What you will do
Pick out every line of the entries below where "万得全A" occurs, and copy those lines.

Raw records
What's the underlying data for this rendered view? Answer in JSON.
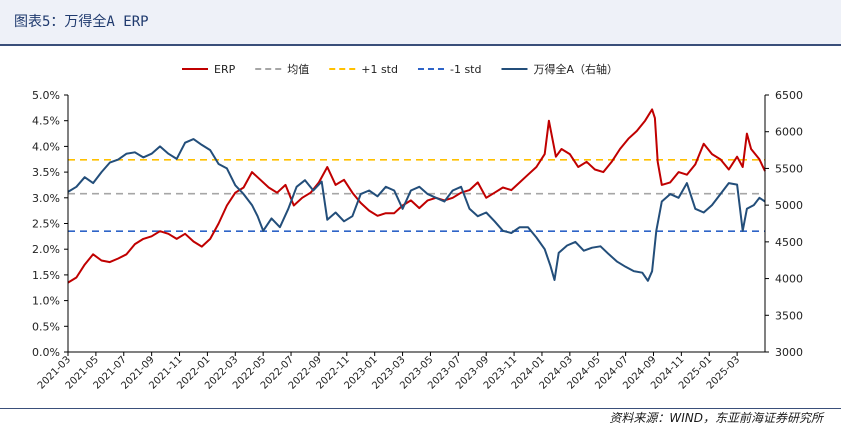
{
  "header": {
    "title": "图表5：万得全A ERP"
  },
  "source": "资料来源：WIND，东亚前海证券研究所",
  "colors": {
    "erp": "#c00000",
    "mean": "#a6a6a6",
    "plus_std": "#ffc000",
    "minus_std": "#2e64c8",
    "index": "#234e7a",
    "axis": "#000000"
  },
  "chart_data": {
    "type": "line",
    "title": "",
    "legend_position": "top-center",
    "legend": [
      {
        "key": "erp",
        "label": "ERP",
        "style": "solid"
      },
      {
        "key": "mean",
        "label": "均值",
        "style": "dashed"
      },
      {
        "key": "plus_std",
        "label": "+1 std",
        "style": "dashed"
      },
      {
        "key": "minus_std",
        "label": "-1 std",
        "style": "dashed"
      },
      {
        "key": "index",
        "label": "万得全A（右轴）",
        "style": "solid"
      }
    ],
    "x_ticks": [
      "2021-03",
      "2021-05",
      "2021-07",
      "2021-09",
      "2021-11",
      "2022-01",
      "2022-03",
      "2022-05",
      "2022-07",
      "2022-09",
      "2022-11",
      "2023-01",
      "2023-03",
      "2023-05",
      "2023-07",
      "2023-09",
      "2023-11",
      "2024-01",
      "2024-03",
      "2024-05",
      "2024-07",
      "2024-09",
      "2024-11",
      "2025-01",
      "2025-03"
    ],
    "x_range": [
      0,
      25
    ],
    "y_left": {
      "min": 0,
      "max": 5.0,
      "ticks": [
        "0.0%",
        "0.5%",
        "1.0%",
        "1.5%",
        "2.0%",
        "2.5%",
        "3.0%",
        "3.5%",
        "4.0%",
        "4.5%",
        "5.0%"
      ]
    },
    "y_right": {
      "min": 3000,
      "max": 6500,
      "ticks": [
        "3000",
        "3500",
        "4000",
        "4500",
        "5000",
        "5500",
        "6000",
        "6500"
      ]
    },
    "reference_lines": {
      "mean": 3.08,
      "plus_std": 3.74,
      "minus_std": 2.35
    },
    "series": [
      {
        "name": "ERP",
        "axis": "left",
        "points": [
          [
            0,
            1.35
          ],
          [
            0.3,
            1.45
          ],
          [
            0.6,
            1.7
          ],
          [
            0.9,
            1.9
          ],
          [
            1.2,
            1.78
          ],
          [
            1.5,
            1.75
          ],
          [
            1.8,
            1.82
          ],
          [
            2.1,
            1.9
          ],
          [
            2.4,
            2.1
          ],
          [
            2.7,
            2.2
          ],
          [
            3.0,
            2.25
          ],
          [
            3.3,
            2.35
          ],
          [
            3.6,
            2.3
          ],
          [
            3.9,
            2.2
          ],
          [
            4.2,
            2.3
          ],
          [
            4.5,
            2.15
          ],
          [
            4.8,
            2.05
          ],
          [
            5.1,
            2.2
          ],
          [
            5.4,
            2.5
          ],
          [
            5.7,
            2.85
          ],
          [
            6.0,
            3.1
          ],
          [
            6.3,
            3.2
          ],
          [
            6.6,
            3.5
          ],
          [
            6.9,
            3.35
          ],
          [
            7.2,
            3.2
          ],
          [
            7.5,
            3.1
          ],
          [
            7.8,
            3.25
          ],
          [
            8.1,
            2.85
          ],
          [
            8.4,
            3.0
          ],
          [
            8.7,
            3.1
          ],
          [
            9.0,
            3.3
          ],
          [
            9.3,
            3.6
          ],
          [
            9.6,
            3.25
          ],
          [
            9.9,
            3.35
          ],
          [
            10.2,
            3.1
          ],
          [
            10.5,
            2.9
          ],
          [
            10.8,
            2.75
          ],
          [
            11.1,
            2.65
          ],
          [
            11.4,
            2.7
          ],
          [
            11.7,
            2.7
          ],
          [
            12.0,
            2.85
          ],
          [
            12.3,
            2.95
          ],
          [
            12.6,
            2.8
          ],
          [
            12.9,
            2.95
          ],
          [
            13.2,
            3.0
          ],
          [
            13.5,
            2.95
          ],
          [
            13.8,
            3.0
          ],
          [
            14.1,
            3.1
          ],
          [
            14.4,
            3.15
          ],
          [
            14.7,
            3.3
          ],
          [
            15.0,
            3.0
          ],
          [
            15.3,
            3.1
          ],
          [
            15.6,
            3.2
          ],
          [
            15.9,
            3.15
          ],
          [
            16.2,
            3.3
          ],
          [
            16.5,
            3.45
          ],
          [
            16.8,
            3.6
          ],
          [
            17.1,
            3.85
          ],
          [
            17.25,
            4.5
          ],
          [
            17.5,
            3.8
          ],
          [
            17.7,
            3.95
          ],
          [
            18.0,
            3.85
          ],
          [
            18.3,
            3.6
          ],
          [
            18.6,
            3.7
          ],
          [
            18.9,
            3.55
          ],
          [
            19.2,
            3.5
          ],
          [
            19.5,
            3.7
          ],
          [
            19.8,
            3.95
          ],
          [
            20.1,
            4.15
          ],
          [
            20.4,
            4.3
          ],
          [
            20.7,
            4.5
          ],
          [
            20.95,
            4.72
          ],
          [
            21.05,
            4.55
          ],
          [
            21.15,
            3.7
          ],
          [
            21.3,
            3.25
          ],
          [
            21.6,
            3.3
          ],
          [
            21.9,
            3.5
          ],
          [
            22.2,
            3.45
          ],
          [
            22.5,
            3.65
          ],
          [
            22.8,
            4.05
          ],
          [
            23.1,
            3.85
          ],
          [
            23.4,
            3.75
          ],
          [
            23.7,
            3.55
          ],
          [
            24.0,
            3.8
          ],
          [
            24.2,
            3.6
          ],
          [
            24.35,
            4.25
          ],
          [
            24.5,
            3.95
          ],
          [
            24.8,
            3.75
          ],
          [
            25.0,
            3.52
          ]
        ]
      },
      {
        "name": "万得全A（右轴）",
        "axis": "right",
        "points": [
          [
            0,
            5180
          ],
          [
            0.3,
            5250
          ],
          [
            0.6,
            5380
          ],
          [
            0.9,
            5300
          ],
          [
            1.2,
            5450
          ],
          [
            1.5,
            5580
          ],
          [
            1.8,
            5620
          ],
          [
            2.1,
            5700
          ],
          [
            2.4,
            5720
          ],
          [
            2.7,
            5650
          ],
          [
            3.0,
            5700
          ],
          [
            3.3,
            5800
          ],
          [
            3.6,
            5700
          ],
          [
            3.9,
            5630
          ],
          [
            4.2,
            5850
          ],
          [
            4.5,
            5900
          ],
          [
            4.8,
            5820
          ],
          [
            5.1,
            5750
          ],
          [
            5.4,
            5560
          ],
          [
            5.7,
            5500
          ],
          [
            6.0,
            5270
          ],
          [
            6.3,
            5150
          ],
          [
            6.6,
            5000
          ],
          [
            6.8,
            4850
          ],
          [
            7.0,
            4650
          ],
          [
            7.3,
            4820
          ],
          [
            7.6,
            4700
          ],
          [
            7.9,
            4950
          ],
          [
            8.2,
            5250
          ],
          [
            8.5,
            5340
          ],
          [
            8.8,
            5200
          ],
          [
            9.1,
            5320
          ],
          [
            9.3,
            4800
          ],
          [
            9.6,
            4900
          ],
          [
            9.9,
            4780
          ],
          [
            10.2,
            4850
          ],
          [
            10.5,
            5150
          ],
          [
            10.8,
            5200
          ],
          [
            11.1,
            5120
          ],
          [
            11.4,
            5250
          ],
          [
            11.7,
            5200
          ],
          [
            12.0,
            4950
          ],
          [
            12.3,
            5200
          ],
          [
            12.6,
            5250
          ],
          [
            12.9,
            5150
          ],
          [
            13.2,
            5100
          ],
          [
            13.5,
            5050
          ],
          [
            13.8,
            5200
          ],
          [
            14.1,
            5250
          ],
          [
            14.4,
            4950
          ],
          [
            14.7,
            4850
          ],
          [
            15.0,
            4900
          ],
          [
            15.3,
            4780
          ],
          [
            15.6,
            4650
          ],
          [
            15.9,
            4620
          ],
          [
            16.2,
            4700
          ],
          [
            16.5,
            4700
          ],
          [
            16.8,
            4560
          ],
          [
            17.1,
            4400
          ],
          [
            17.3,
            4180
          ],
          [
            17.45,
            3980
          ],
          [
            17.6,
            4350
          ],
          [
            17.9,
            4450
          ],
          [
            18.2,
            4500
          ],
          [
            18.5,
            4380
          ],
          [
            18.8,
            4420
          ],
          [
            19.1,
            4440
          ],
          [
            19.4,
            4330
          ],
          [
            19.7,
            4230
          ],
          [
            20.0,
            4160
          ],
          [
            20.3,
            4100
          ],
          [
            20.6,
            4080
          ],
          [
            20.8,
            3970
          ],
          [
            20.95,
            4100
          ],
          [
            21.1,
            4650
          ],
          [
            21.3,
            5050
          ],
          [
            21.6,
            5150
          ],
          [
            21.9,
            5100
          ],
          [
            22.2,
            5300
          ],
          [
            22.5,
            4950
          ],
          [
            22.8,
            4900
          ],
          [
            23.1,
            5000
          ],
          [
            23.4,
            5150
          ],
          [
            23.7,
            5300
          ],
          [
            24.0,
            5280
          ],
          [
            24.2,
            4650
          ],
          [
            24.35,
            4950
          ],
          [
            24.6,
            5000
          ],
          [
            24.8,
            5100
          ],
          [
            25.0,
            5050
          ]
        ]
      }
    ]
  }
}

Answer for the task
    "title": "图表5：万得全A ERP"
        "label": "万得全A（右轴）",
        "name": "万得全A（右轴）",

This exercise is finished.